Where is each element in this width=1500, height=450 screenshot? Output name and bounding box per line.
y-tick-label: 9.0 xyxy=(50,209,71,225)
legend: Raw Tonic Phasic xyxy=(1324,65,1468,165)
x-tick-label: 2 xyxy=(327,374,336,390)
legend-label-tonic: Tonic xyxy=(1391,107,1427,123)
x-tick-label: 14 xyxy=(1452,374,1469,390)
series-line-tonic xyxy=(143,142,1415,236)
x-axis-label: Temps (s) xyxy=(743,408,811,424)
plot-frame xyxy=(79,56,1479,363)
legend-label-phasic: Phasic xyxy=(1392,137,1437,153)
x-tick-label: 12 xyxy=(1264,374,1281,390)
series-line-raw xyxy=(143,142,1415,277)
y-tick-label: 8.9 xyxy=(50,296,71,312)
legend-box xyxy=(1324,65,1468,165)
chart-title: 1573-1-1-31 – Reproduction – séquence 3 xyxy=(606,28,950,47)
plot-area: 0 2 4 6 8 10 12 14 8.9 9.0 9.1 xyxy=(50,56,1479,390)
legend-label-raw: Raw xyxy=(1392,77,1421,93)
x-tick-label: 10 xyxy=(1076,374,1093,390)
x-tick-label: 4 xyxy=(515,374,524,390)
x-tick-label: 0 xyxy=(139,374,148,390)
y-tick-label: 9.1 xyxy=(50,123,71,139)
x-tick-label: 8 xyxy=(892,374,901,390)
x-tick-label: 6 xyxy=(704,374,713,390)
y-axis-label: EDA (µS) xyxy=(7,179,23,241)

--- --- ---

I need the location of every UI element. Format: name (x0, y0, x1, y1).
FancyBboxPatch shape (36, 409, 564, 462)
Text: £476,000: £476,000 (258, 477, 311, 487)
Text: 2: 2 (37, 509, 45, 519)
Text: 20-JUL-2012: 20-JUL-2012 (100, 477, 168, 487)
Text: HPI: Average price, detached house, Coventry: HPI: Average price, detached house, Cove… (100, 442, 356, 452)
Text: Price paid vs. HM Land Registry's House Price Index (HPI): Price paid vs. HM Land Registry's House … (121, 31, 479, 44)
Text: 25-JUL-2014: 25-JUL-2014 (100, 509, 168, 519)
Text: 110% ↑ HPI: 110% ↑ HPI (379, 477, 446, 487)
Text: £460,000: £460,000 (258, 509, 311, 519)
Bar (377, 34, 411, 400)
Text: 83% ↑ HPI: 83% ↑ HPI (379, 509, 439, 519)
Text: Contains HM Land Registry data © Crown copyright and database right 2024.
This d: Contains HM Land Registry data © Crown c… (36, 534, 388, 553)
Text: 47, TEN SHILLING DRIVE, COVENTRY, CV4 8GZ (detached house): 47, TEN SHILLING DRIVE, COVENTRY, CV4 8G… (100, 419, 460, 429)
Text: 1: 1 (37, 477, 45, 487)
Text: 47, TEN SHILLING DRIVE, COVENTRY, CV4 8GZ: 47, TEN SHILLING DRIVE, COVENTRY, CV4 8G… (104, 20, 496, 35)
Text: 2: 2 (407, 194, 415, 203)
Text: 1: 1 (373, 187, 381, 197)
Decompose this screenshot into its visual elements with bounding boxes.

--- --- ---

**OBJECTIVE**
Rewrite everything from the line containing "Where is each" down to the line containing "x-tick-label: 10 xyxy=(1076,374,1093,390)", changing "Temps" to "Time" and leaving the rest of those lines unchanged.

**RESULT OF THE TASK**
Where is each element in this width=1500, height=450 screenshot? Output name and bounding box per line.
y-tick-label: 9.0 xyxy=(50,209,71,225)
legend: Raw Tonic Phasic xyxy=(1324,65,1468,165)
x-tick-label: 2 xyxy=(327,374,336,390)
legend-label-tonic: Tonic xyxy=(1391,107,1427,123)
x-tick-label: 14 xyxy=(1452,374,1469,390)
series-line-tonic xyxy=(143,142,1415,236)
x-axis-label: Time (s) xyxy=(743,408,811,424)
plot-frame xyxy=(79,56,1479,363)
legend-label-phasic: Phasic xyxy=(1392,137,1437,153)
x-tick-label: 12 xyxy=(1264,374,1281,390)
series-line-raw xyxy=(143,142,1415,277)
y-tick-label: 8.9 xyxy=(50,296,71,312)
legend-box xyxy=(1324,65,1468,165)
chart-title: 1573-1-1-31 – Reproduction – séquence 3 xyxy=(606,28,950,47)
plot-area: 0 2 4 6 8 10 12 14 8.9 9.0 9.1 xyxy=(50,56,1479,390)
legend-label-raw: Raw xyxy=(1392,77,1421,93)
x-tick-label: 10 xyxy=(1076,374,1093,390)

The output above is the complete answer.